▸ **WHAT YOU WILL DO**
Reproduce the records. Keep every word exact and include no images.
--- DATA FOR THIS EXERCISE ---
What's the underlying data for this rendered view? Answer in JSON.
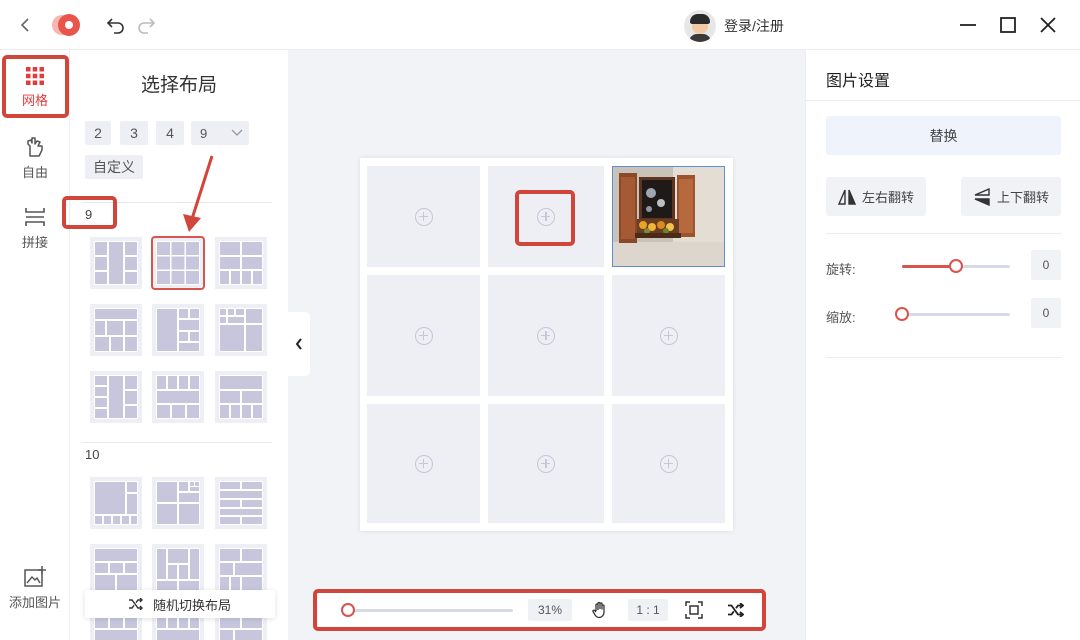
{
  "titlebar": {
    "user_label": "登录/注册"
  },
  "rail": {
    "items": [
      {
        "label": "网格",
        "icon": "grid-icon",
        "active": true
      },
      {
        "label": "自由",
        "icon": "free-icon",
        "active": false
      },
      {
        "label": "拼接",
        "icon": "splice-icon",
        "active": false
      }
    ],
    "add_image_label": "添加图片"
  },
  "layout_panel": {
    "title": "选择布局",
    "count_chips": [
      "2",
      "3",
      "4"
    ],
    "count_select": "9",
    "custom_label": "自定义",
    "section_9": "9",
    "section_10": "10",
    "random_label": "随机切换布局"
  },
  "bottom_bar": {
    "zoom_label": "31%",
    "ratio_label": "1 : 1",
    "zoom_fraction": 0.0
  },
  "settings": {
    "title": "图片设置",
    "replace_label": "替换",
    "flip_h_label": "左右翻转",
    "flip_v_label": "上下翻转",
    "rotate_label": "旋转:",
    "rotate_value": "0",
    "scale_label": "缩放:",
    "scale_value": "0"
  },
  "colors": {
    "accent": "#d9534f",
    "annotation": "#d0463a",
    "cell": "#eeeff5",
    "workspace": "#f2f3f7"
  }
}
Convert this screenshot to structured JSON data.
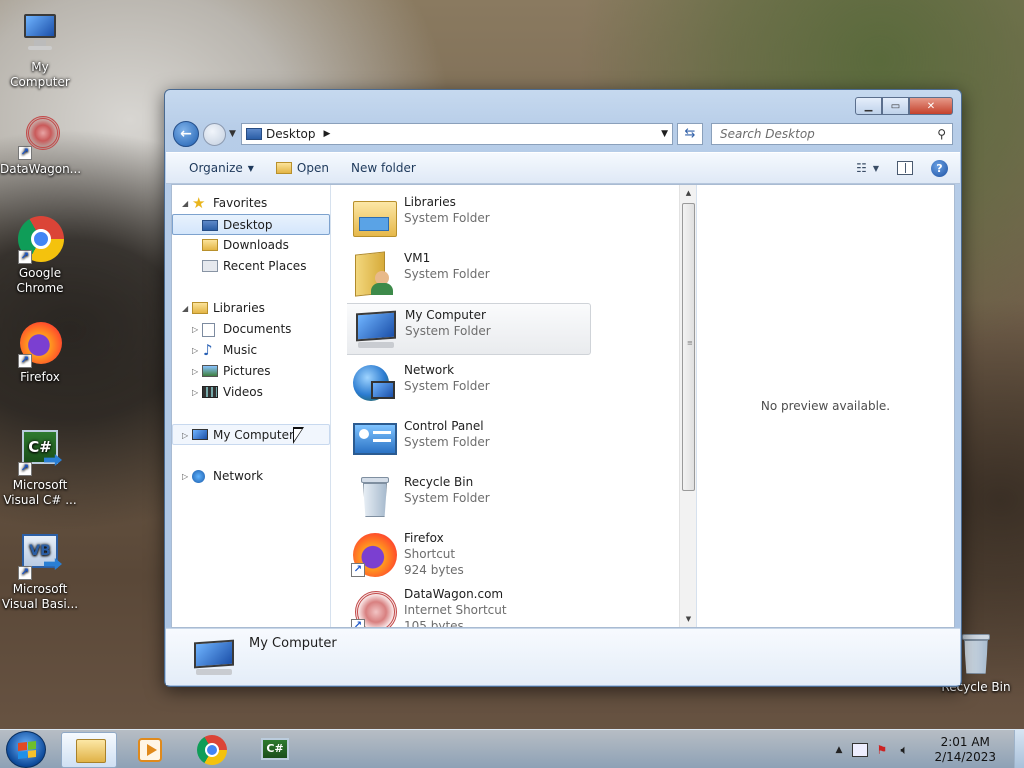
{
  "desktop": {
    "icons": [
      {
        "label": "My Computer"
      },
      {
        "label": "DataWagon..."
      },
      {
        "label": "Google Chrome"
      },
      {
        "label": "Firefox"
      },
      {
        "label": "Microsoft Visual C# ..."
      },
      {
        "label": "Microsoft Visual Basi..."
      },
      {
        "label": "Recycle Bin"
      }
    ]
  },
  "window": {
    "address": {
      "location": "Desktop"
    },
    "search": {
      "placeholder": "Search Desktop"
    },
    "toolbar": {
      "organize": "Organize",
      "open": "Open",
      "new_folder": "New folder"
    },
    "nav_pane": {
      "favorites": "Favorites",
      "desktop": "Desktop",
      "downloads": "Downloads",
      "recent_places": "Recent Places",
      "libraries": "Libraries",
      "documents": "Documents",
      "music": "Music",
      "pictures": "Pictures",
      "videos": "Videos",
      "my_computer": "My Computer",
      "network": "Network"
    },
    "files": [
      {
        "name": "Libraries",
        "type": "System Folder",
        "size": ""
      },
      {
        "name": "VM1",
        "type": "System Folder",
        "size": ""
      },
      {
        "name": "My Computer",
        "type": "System Folder",
        "size": ""
      },
      {
        "name": "Network",
        "type": "System Folder",
        "size": ""
      },
      {
        "name": "Control Panel",
        "type": "System Folder",
        "size": ""
      },
      {
        "name": "Recycle Bin",
        "type": "System Folder",
        "size": ""
      },
      {
        "name": "Firefox",
        "type": "Shortcut",
        "size": "924 bytes"
      },
      {
        "name": "DataWagon.com",
        "type": "Internet Shortcut",
        "size": "105 bytes"
      }
    ],
    "preview": {
      "text": "No preview available."
    },
    "details": {
      "name": "My Computer"
    }
  },
  "taskbar": {
    "clock": {
      "time": "2:01 AM",
      "date": "2/14/2023"
    }
  },
  "colors": {
    "accent": "#1f5fb0",
    "selection": "#d4e6fb",
    "window_frame": "#b7cde8"
  }
}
---
▸ **TASK ANSWER**
What's the underlying data for this rendered view? Answer in JSON.
{
  "titlebar": {
    "user_label": "登录/注册"
  },
  "rail": {
    "items": [
      {
        "label": "网格",
        "icon": "grid-icon",
        "active": true
      },
      {
        "label": "自由",
        "icon": "free-icon",
        "active": false
      },
      {
        "label": "拼接",
        "icon": "splice-icon",
        "active": false
      }
    ],
    "add_image_label": "添加图片"
  },
  "layout_panel": {
    "title": "选择布局",
    "count_chips": [
      "2",
      "3",
      "4"
    ],
    "count_select": "9",
    "custom_label": "自定义",
    "section_9": "9",
    "section_10": "10",
    "random_label": "随机切换布局"
  },
  "bottom_bar": {
    "zoom_label": "31%",
    "ratio_label": "1 : 1",
    "zoom_fraction": 0.0
  },
  "settings": {
    "title": "图片设置",
    "replace_label": "替换",
    "flip_h_label": "左右翻转",
    "flip_v_label": "上下翻转",
    "rotate_label": "旋转:",
    "rotate_value": "0",
    "scale_label": "缩放:",
    "scale_value": "0"
  },
  "colors": {
    "accent": "#d9534f",
    "annotation": "#d0463a",
    "cell": "#eeeff5",
    "workspace": "#f2f3f7"
  }
}
Convert this screenshot to structured JSON data.
{
  "desktop": {
    "icons": [
      {
        "label": "My Computer"
      },
      {
        "label": "DataWagon..."
      },
      {
        "label": "Google Chrome"
      },
      {
        "label": "Firefox"
      },
      {
        "label": "Microsoft Visual C# ..."
      },
      {
        "label": "Microsoft Visual Basi..."
      },
      {
        "label": "Recycle Bin"
      }
    ]
  },
  "window": {
    "address": {
      "location": "Desktop"
    },
    "search": {
      "placeholder": "Search Desktop"
    },
    "toolbar": {
      "organize": "Organize",
      "open": "Open",
      "new_folder": "New folder"
    },
    "nav_pane": {
      "favorites": "Favorites",
      "desktop": "Desktop",
      "downloads": "Downloads",
      "recent_places": "Recent Places",
      "libraries": "Libraries",
      "documents": "Documents",
      "music": "Music",
      "pictures": "Pictures",
      "videos": "Videos",
      "my_computer": "My Computer",
      "network": "Network"
    },
    "files": [
      {
        "name": "Libraries",
        "type": "System Folder",
        "size": ""
      },
      {
        "name": "VM1",
        "type": "System Folder",
        "size": ""
      },
      {
        "name": "My Computer",
        "type": "System Folder",
        "size": ""
      },
      {
        "name": "Network",
        "type": "System Folder",
        "size": ""
      },
      {
        "name": "Control Panel",
        "type": "System Folder",
        "size": ""
      },
      {
        "name": "Recycle Bin",
        "type": "System Folder",
        "size": ""
      },
      {
        "name": "Firefox",
        "type": "Shortcut",
        "size": "924 bytes"
      },
      {
        "name": "DataWagon.com",
        "type": "Internet Shortcut",
        "size": "105 bytes"
      }
    ],
    "preview": {
      "text": "No preview available."
    },
    "details": {
      "name": "My Computer"
    }
  },
  "taskbar": {
    "clock": {
      "time": "2:01 AM",
      "date": "2/14/2023"
    }
  },
  "colors": {
    "accent": "#1f5fb0",
    "selection": "#d4e6fb",
    "window_frame": "#b7cde8"
  }
}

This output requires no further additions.